TASK GOAL ::
Copy out every line that contains "algemene".
__________
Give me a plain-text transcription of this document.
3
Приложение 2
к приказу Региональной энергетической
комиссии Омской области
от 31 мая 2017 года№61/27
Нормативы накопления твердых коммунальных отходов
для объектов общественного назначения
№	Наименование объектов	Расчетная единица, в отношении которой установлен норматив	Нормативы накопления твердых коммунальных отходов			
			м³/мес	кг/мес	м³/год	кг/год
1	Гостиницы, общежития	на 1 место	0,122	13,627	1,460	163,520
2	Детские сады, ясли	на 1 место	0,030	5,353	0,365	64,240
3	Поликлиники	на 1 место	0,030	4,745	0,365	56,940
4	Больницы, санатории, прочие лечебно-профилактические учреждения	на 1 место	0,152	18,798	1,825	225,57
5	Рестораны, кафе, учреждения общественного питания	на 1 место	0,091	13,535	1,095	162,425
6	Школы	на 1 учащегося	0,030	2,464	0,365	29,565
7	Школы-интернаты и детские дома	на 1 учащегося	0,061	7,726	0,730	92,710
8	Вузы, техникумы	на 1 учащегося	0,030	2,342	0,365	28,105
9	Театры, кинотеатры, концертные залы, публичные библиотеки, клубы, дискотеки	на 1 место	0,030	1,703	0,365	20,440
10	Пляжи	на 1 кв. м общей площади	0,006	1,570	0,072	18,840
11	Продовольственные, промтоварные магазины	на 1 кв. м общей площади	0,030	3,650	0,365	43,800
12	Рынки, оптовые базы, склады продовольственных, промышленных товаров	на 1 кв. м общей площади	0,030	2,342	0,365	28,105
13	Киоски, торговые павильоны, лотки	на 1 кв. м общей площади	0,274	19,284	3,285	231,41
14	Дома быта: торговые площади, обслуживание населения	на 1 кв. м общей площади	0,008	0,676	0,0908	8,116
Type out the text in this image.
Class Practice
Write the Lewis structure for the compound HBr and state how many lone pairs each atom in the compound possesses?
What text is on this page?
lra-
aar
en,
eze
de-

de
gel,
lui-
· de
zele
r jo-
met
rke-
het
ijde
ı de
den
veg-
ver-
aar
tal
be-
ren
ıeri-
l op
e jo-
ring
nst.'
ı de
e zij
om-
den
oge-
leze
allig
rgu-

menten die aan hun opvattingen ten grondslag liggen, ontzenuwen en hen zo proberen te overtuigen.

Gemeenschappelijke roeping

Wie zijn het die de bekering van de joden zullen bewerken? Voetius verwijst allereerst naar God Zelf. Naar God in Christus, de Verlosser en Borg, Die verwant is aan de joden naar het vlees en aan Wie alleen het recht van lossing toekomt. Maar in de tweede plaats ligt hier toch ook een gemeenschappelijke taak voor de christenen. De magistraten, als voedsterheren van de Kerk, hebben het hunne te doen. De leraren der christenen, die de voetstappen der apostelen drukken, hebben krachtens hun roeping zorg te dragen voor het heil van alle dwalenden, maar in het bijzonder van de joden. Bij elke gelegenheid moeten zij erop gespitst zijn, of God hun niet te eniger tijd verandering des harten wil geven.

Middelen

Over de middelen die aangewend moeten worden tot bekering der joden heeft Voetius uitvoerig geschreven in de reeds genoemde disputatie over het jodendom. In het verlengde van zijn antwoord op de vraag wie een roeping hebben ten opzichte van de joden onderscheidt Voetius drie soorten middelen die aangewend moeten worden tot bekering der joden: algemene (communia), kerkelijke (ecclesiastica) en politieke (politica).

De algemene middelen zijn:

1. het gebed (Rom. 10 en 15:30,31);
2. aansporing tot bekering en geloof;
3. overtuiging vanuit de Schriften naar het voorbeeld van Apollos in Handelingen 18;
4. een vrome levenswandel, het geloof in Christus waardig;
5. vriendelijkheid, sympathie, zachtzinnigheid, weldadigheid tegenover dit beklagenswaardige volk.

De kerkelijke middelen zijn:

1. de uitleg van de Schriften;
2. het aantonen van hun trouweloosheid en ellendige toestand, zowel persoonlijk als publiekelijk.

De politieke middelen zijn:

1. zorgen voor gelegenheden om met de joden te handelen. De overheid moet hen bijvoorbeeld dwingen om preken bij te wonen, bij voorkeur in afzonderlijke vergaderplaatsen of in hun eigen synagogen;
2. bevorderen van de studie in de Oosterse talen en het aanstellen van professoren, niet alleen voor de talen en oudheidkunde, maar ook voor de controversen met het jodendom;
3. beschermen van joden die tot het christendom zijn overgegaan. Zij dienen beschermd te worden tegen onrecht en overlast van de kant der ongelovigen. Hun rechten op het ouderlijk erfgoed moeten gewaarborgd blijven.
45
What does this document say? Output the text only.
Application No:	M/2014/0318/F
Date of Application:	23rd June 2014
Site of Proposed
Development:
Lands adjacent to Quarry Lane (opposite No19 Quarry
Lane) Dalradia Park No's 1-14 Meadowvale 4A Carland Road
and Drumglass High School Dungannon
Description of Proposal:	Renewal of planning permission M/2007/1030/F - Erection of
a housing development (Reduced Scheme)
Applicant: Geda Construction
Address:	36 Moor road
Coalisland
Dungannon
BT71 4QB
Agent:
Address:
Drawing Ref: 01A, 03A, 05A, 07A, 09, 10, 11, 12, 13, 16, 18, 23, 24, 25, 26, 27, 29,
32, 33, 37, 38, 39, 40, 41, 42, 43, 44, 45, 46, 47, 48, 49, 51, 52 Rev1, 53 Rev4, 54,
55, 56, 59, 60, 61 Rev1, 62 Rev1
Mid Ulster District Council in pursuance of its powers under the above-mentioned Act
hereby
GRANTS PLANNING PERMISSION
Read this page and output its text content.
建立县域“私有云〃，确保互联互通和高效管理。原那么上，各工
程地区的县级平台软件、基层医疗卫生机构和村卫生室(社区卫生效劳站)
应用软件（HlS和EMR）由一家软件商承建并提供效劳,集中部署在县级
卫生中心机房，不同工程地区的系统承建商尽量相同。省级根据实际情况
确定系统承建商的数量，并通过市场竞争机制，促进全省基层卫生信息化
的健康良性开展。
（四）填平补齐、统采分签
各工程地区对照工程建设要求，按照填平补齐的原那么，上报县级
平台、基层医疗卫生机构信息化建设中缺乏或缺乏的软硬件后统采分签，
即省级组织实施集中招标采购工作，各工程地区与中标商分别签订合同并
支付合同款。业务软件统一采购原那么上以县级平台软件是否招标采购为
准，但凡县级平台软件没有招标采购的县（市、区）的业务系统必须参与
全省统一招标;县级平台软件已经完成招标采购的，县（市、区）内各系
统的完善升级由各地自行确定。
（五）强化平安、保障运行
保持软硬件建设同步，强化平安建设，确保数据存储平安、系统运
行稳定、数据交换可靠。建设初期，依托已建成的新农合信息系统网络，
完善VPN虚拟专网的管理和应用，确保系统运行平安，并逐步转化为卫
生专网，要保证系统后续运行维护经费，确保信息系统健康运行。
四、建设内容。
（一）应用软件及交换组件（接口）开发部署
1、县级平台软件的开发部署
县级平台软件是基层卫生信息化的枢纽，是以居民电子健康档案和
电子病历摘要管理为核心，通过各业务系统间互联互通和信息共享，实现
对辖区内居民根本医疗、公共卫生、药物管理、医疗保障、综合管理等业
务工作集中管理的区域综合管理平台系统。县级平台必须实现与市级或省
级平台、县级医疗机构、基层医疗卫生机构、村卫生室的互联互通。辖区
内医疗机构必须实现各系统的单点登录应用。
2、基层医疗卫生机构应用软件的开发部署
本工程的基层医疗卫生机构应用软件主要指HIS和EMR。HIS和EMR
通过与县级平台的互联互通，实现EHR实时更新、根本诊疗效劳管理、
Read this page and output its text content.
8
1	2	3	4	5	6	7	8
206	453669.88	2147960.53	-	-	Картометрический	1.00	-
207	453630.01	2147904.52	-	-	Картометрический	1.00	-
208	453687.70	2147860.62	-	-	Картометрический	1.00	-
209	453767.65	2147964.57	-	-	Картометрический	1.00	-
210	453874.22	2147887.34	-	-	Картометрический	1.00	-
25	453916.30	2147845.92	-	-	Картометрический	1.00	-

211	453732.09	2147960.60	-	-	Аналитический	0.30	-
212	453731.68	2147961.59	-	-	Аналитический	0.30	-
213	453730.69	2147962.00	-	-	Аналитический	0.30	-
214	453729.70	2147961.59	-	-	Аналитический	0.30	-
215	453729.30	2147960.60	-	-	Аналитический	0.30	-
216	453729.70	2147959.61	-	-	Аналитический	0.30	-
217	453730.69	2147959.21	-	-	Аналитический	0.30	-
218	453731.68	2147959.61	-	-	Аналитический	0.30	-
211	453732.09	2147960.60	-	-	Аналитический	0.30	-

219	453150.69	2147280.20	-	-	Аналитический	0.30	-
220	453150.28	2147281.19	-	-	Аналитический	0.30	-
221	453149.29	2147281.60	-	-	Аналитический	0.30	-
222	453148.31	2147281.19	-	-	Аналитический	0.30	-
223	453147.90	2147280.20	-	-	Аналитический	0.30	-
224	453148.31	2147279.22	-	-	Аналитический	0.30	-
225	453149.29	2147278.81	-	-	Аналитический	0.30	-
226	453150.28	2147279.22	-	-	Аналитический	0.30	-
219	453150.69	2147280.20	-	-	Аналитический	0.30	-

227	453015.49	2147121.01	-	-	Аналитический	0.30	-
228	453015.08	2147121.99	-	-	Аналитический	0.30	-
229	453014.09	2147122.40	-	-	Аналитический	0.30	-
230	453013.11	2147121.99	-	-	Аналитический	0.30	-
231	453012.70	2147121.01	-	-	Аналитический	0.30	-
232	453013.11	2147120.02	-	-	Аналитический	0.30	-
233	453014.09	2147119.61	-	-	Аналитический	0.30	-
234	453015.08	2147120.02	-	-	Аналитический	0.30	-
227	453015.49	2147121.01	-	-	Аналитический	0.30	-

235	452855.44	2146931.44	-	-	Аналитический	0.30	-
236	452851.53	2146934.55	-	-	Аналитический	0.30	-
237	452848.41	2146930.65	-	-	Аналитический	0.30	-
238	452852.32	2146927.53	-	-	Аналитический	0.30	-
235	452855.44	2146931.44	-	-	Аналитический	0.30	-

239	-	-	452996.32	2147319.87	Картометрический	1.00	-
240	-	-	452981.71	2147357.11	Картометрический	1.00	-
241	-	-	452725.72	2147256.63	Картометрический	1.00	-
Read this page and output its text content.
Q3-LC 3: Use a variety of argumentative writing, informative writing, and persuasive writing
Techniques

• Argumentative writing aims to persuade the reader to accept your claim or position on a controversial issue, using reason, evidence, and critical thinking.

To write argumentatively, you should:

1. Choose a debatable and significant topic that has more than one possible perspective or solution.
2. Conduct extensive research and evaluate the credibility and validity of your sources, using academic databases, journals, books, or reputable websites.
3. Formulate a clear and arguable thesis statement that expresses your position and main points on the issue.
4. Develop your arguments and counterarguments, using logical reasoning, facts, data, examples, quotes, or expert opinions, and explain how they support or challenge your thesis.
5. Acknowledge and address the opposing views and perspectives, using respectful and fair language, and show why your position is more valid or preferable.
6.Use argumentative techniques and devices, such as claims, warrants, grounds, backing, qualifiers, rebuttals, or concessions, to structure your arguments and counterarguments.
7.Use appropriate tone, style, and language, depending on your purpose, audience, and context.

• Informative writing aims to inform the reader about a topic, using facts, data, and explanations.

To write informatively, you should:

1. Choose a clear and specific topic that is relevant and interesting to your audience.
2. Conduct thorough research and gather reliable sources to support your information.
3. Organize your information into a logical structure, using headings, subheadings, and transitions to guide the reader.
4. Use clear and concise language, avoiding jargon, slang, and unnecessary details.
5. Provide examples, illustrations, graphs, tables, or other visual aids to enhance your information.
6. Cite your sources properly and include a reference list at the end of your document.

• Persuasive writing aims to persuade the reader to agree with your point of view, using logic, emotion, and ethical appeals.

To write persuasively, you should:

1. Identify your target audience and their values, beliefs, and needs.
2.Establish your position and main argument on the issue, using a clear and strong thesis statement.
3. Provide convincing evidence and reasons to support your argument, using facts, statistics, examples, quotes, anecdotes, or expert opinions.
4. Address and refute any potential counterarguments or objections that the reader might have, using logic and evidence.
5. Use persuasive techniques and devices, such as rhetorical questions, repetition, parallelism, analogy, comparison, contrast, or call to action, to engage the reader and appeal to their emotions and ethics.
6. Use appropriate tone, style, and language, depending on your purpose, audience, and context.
__________
COMPLETE ANSWER ::
Over de middelen die aangewend moeten worden tot bekering der joden heeft Voetius uitvoerig geschreven in de reeds genoemde disputatie over het jodendom. In het verlengde van zijn antwoord op de vraag wie een roeping hebben ten opzichte van de joden onderscheidt Voetius drie soorten middelen die aangewend moeten worden tot bekering der joden: algemene (communia), kerkelijke (ecclesiastica) en politieke (politica).
De algemene middelen zijn:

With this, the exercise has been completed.